→ Your task
Reproduce every entry exactly as shown.

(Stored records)
** Begin **

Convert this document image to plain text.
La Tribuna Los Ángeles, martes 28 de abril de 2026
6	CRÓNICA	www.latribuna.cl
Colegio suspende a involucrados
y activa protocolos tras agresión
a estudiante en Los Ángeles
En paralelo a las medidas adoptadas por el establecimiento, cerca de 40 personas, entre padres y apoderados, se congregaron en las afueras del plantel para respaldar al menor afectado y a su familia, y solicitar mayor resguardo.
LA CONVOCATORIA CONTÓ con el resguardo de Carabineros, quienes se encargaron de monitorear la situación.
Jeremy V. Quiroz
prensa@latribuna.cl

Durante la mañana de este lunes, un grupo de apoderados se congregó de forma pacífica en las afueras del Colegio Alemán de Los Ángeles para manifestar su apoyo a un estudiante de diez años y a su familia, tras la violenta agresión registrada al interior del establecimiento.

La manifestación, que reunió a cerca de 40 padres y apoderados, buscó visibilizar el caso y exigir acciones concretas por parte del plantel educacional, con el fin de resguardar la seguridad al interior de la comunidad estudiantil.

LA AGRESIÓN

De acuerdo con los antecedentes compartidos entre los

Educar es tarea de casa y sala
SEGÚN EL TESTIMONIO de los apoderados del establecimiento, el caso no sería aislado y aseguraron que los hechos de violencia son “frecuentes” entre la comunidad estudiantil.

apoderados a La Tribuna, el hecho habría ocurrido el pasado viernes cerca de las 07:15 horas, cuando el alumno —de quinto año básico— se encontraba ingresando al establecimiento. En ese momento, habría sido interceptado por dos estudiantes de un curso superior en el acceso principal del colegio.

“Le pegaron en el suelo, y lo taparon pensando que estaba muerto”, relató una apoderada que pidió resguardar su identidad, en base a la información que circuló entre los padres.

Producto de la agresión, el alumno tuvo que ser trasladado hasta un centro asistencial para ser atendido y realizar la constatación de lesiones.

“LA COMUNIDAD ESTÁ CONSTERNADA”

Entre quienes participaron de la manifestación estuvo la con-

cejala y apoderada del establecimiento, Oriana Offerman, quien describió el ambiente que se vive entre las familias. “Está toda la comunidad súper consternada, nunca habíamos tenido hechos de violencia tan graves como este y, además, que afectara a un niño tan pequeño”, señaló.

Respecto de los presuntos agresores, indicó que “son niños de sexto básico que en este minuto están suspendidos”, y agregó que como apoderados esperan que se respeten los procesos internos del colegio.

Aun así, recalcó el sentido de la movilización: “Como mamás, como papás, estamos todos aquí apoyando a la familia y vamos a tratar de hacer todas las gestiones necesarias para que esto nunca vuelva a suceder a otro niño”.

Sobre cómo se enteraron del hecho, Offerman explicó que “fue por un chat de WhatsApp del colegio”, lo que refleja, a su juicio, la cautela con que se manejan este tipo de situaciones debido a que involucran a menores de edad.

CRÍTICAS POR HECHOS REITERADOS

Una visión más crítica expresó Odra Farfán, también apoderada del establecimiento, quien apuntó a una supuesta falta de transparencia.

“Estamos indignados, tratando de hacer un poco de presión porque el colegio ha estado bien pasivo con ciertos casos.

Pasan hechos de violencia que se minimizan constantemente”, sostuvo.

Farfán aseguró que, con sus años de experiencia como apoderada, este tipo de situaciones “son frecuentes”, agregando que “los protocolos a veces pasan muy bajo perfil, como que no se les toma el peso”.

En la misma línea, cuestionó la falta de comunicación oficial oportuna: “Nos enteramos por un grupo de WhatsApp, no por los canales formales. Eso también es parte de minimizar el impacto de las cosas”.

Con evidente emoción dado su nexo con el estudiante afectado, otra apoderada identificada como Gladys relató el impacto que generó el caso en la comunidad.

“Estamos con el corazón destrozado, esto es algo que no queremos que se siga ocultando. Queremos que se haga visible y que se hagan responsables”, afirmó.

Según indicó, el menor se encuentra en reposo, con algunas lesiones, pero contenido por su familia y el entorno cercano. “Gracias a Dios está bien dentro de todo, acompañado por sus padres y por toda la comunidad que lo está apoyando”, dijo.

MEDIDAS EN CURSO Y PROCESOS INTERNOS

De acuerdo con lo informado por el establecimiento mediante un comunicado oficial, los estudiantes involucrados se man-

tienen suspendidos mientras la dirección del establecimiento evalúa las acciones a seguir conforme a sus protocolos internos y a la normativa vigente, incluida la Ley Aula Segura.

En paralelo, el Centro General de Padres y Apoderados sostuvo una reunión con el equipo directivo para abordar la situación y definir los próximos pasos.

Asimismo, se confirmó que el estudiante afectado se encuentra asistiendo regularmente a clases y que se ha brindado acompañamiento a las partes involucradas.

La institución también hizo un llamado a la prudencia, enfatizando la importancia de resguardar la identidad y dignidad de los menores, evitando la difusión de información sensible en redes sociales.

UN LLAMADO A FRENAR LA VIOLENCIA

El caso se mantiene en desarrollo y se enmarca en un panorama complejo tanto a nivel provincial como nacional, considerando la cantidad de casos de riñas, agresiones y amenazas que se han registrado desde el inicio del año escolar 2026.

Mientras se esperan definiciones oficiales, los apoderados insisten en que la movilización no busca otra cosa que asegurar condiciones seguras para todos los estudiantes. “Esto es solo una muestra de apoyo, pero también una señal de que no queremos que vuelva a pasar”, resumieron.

** End **

→ Written answer
Convert this document image to plain text.
La Tribuna Los Ángeles, martes 28 de abril de 2026
6	CRÓNICA	www.latribuna.cl
Colegio suspende a involucrados
y activa protocolos tras agresión
a estudiante en Los Ángeles
En paralelo a las medidas adoptadas por el establecimiento, cerca de 40 personas, entre padres y apoderados, se congregaron en las afueras del plantel para respaldar al menor afectado y a su familia, y solicitar mayor resguardo.
LA CONVOCATORIA CONTÓ con el resguardo de Carabineros, quienes se encargaron de monitorear la situación.
Jeremy V. Quiroz
prensa@latribuna.cl

Durante la mañana de este lunes, un grupo de apoderados se congregó de forma pacífica en las afueras del Colegio Alemán de Los Ángeles para manifestar su apoyo a un estudiante de diez años y a su familia, tras la violenta agresión registrada al interior del establecimiento.

La manifestación, que reunió a cerca de 40 padres y apoderados, buscó visibilizar el caso y exigir acciones concretas por parte del plantel educacional, con el fin de resguardar la seguridad al interior de la comunidad estudiantil.

LA AGRESIÓN

De acuerdo con los antecedentes compartidos entre los

Educar es tarea de casa y sala
SEGÚN EL TESTIMONIO de los apoderados del establecimiento, el caso no sería aislado y aseguraron que los hechos de violencia son “frecuentes” entre la comunidad estudiantil.

apoderados a La Tribuna, el hecho habría ocurrido el pasado viernes cerca de las 07:15 horas, cuando el alumno —de quinto año básico— se encontraba ingresando al establecimiento. En ese momento, habría sido interceptado por dos estudiantes de un curso superior en el acceso principal del colegio.

“Le pegaron en el suelo, y lo taparon pensando que estaba muerto”, relató una apoderada que pidió resguardar su identidad, en base a la información que circuló entre los padres.

Producto de la agresión, el alumno tuvo que ser trasladado hasta un centro asistencial para ser atendido y realizar la constatación de lesiones.

“LA COMUNIDAD ESTÁ CONSTERNADA”

Entre quienes participaron de la manifestación estuvo la con-

cejala y apoderada del establecimiento, Oriana Offerman, quien describió el ambiente que se vive entre las familias. “Está toda la comunidad súper consternada, nunca habíamos tenido hechos de violencia tan graves como este y, además, que afectara a un niño tan pequeño”, señaló.

Respecto de los presuntos agresores, indicó que “son niños de sexto básico que en este minuto están suspendidos”, y agregó que como apoderados esperan que se respeten los procesos internos del colegio.

Aun así, recalcó el sentido de la movilización: “Como mamás, como papás, estamos todos aquí apoyando a la familia y vamos a tratar de hacer todas las gestiones necesarias para que esto nunca vuelva a suceder a otro niño”.

Sobre cómo se enteraron del hecho, Offerman explicó que “fue por un chat de WhatsApp del colegio”, lo que refleja, a su juicio, la cautela con que se manejan este tipo de situaciones debido a que involucran a menores de edad.

CRÍTICAS POR HECHOS REITERADOS

Una visión más crítica expresó Odra Farfán, también apoderada del establecimiento, quien apuntó a una supuesta falta de transparencia.

“Estamos indignados, tratando de hacer un poco de presión porque el colegio ha estado bien pasivo con ciertos casos.

Pasan hechos de violencia que se minimizan constantemente”, sostuvo.

Farfán aseguró que, con sus años de experiencia como apoderada, este tipo de situaciones “son frecuentes”, agregando que “los protocolos a veces pasan muy bajo perfil, como que no se les toma el peso”.

En la misma línea, cuestionó la falta de comunicación oficial oportuna: “Nos enteramos por un grupo de WhatsApp, no por los canales formales. Eso también es parte de minimizar el impacto de las cosas”.

Con evidente emoción dado su nexo con el estudiante afectado, otra apoderada identificada como Gladys relató el impacto que generó el caso en la comunidad.

“Estamos con el corazón destrozado, esto es algo que no queremos que se siga ocultando. Queremos que se haga visible y que se hagan responsables”, afirmó.

Según indicó, el menor se encuentra en reposo, con algunas lesiones, pero contenido por su familia y el entorno cercano. “Gracias a Dios está bien dentro de todo, acompañado por sus padres y por toda la comunidad que lo está apoyando”, dijo.

MEDIDAS EN CURSO Y PROCESOS INTERNOS

De acuerdo con lo informado por el establecimiento mediante un comunicado oficial, los estudiantes involucrados se man-

tienen suspendidos mientras la dirección del establecimiento evalúa las acciones a seguir conforme a sus protocolos internos y a la normativa vigente, incluida la Ley Aula Segura.

En paralelo, el Centro General de Padres y Apoderados sostuvo una reunión con el equipo directivo para abordar la situación y definir los próximos pasos.

Asimismo, se confirmó que el estudiante afectado se encuentra asistiendo regularmente a clases y que se ha brindado acompañamiento a las partes involucradas.

La institución también hizo un llamado a la prudencia, enfatizando la importancia de resguardar la identidad y dignidad de los menores, evitando la difusión de información sensible en redes sociales.

UN LLAMADO A FRENAR LA VIOLENCIA

El caso se mantiene en desarrollo y se enmarca en un panorama complejo tanto a nivel provincial como nacional, considerando la cantidad de casos de riñas, agresiones y amenazas que se han registrado desde el inicio del año escolar 2026.

Mientras se esperan definiciones oficiales, los apoderados insisten en que la movilización no busca otra cosa que asegurar condiciones seguras para todos los estudiantes. “Esto es solo una muestra de apoyo, pero también una señal de que no queremos que vuelva a pasar”, resumieron.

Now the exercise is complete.